▶ [Records]
◇ ◇ ◇ ◇ ◇

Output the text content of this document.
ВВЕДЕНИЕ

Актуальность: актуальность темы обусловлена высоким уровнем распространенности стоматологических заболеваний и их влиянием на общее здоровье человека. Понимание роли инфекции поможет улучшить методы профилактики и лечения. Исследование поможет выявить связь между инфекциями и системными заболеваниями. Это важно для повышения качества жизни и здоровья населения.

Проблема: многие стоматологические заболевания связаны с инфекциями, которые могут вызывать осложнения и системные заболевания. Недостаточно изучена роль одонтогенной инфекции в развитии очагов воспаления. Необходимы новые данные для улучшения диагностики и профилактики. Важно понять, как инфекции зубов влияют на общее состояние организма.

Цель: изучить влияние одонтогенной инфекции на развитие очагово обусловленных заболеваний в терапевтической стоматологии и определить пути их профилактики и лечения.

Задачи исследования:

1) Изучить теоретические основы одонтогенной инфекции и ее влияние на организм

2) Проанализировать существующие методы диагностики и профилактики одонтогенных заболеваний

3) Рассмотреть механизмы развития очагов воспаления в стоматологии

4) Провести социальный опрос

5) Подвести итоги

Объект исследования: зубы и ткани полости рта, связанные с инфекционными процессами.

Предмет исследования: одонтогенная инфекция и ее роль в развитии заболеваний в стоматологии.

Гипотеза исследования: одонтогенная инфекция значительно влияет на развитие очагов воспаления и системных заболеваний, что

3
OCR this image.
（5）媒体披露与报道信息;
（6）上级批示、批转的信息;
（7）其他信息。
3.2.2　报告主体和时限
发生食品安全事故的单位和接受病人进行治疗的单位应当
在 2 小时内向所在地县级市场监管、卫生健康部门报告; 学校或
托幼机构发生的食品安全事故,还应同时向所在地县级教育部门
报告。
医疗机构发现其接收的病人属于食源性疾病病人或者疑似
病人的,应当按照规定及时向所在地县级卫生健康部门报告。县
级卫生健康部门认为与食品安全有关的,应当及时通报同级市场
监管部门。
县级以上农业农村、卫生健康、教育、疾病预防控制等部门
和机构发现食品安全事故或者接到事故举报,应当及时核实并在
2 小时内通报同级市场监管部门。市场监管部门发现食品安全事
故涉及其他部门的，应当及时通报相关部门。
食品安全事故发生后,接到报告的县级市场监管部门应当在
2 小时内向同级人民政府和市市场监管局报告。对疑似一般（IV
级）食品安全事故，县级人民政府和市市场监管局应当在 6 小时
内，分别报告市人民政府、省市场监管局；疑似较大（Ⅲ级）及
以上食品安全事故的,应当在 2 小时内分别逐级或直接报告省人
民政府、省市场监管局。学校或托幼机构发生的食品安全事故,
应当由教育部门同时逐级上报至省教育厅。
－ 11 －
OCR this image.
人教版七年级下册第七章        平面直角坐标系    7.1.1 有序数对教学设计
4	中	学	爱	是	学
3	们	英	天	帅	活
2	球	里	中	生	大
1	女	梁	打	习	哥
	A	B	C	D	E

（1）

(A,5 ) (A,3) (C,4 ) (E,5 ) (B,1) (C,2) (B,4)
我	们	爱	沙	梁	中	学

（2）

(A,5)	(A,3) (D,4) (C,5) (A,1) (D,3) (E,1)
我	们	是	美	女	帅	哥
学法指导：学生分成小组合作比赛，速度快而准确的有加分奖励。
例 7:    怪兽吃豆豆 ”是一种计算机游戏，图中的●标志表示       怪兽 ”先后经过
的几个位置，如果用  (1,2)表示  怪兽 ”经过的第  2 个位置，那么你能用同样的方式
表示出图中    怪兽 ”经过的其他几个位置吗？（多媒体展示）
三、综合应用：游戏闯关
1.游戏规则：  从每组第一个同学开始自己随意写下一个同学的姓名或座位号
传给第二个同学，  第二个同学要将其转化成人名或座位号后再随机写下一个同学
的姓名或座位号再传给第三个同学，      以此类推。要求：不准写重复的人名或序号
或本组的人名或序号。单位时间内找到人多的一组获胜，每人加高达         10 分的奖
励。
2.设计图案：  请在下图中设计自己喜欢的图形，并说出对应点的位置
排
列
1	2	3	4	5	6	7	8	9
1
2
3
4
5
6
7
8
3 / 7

◇ ◇ ◇ ◇ ◇

▶ [Short problem] Copy every single line of the material above that holds "одонтогенная".

▶ [Answer to the problem]
Предмет исследования: одонтогенная инфекция и ее роль в развитии заболеваний в стоматологии.
Гипотеза исследования: одонтогенная инфекция значительно влияет на развитие очагов воспаления и системных заболеваний, что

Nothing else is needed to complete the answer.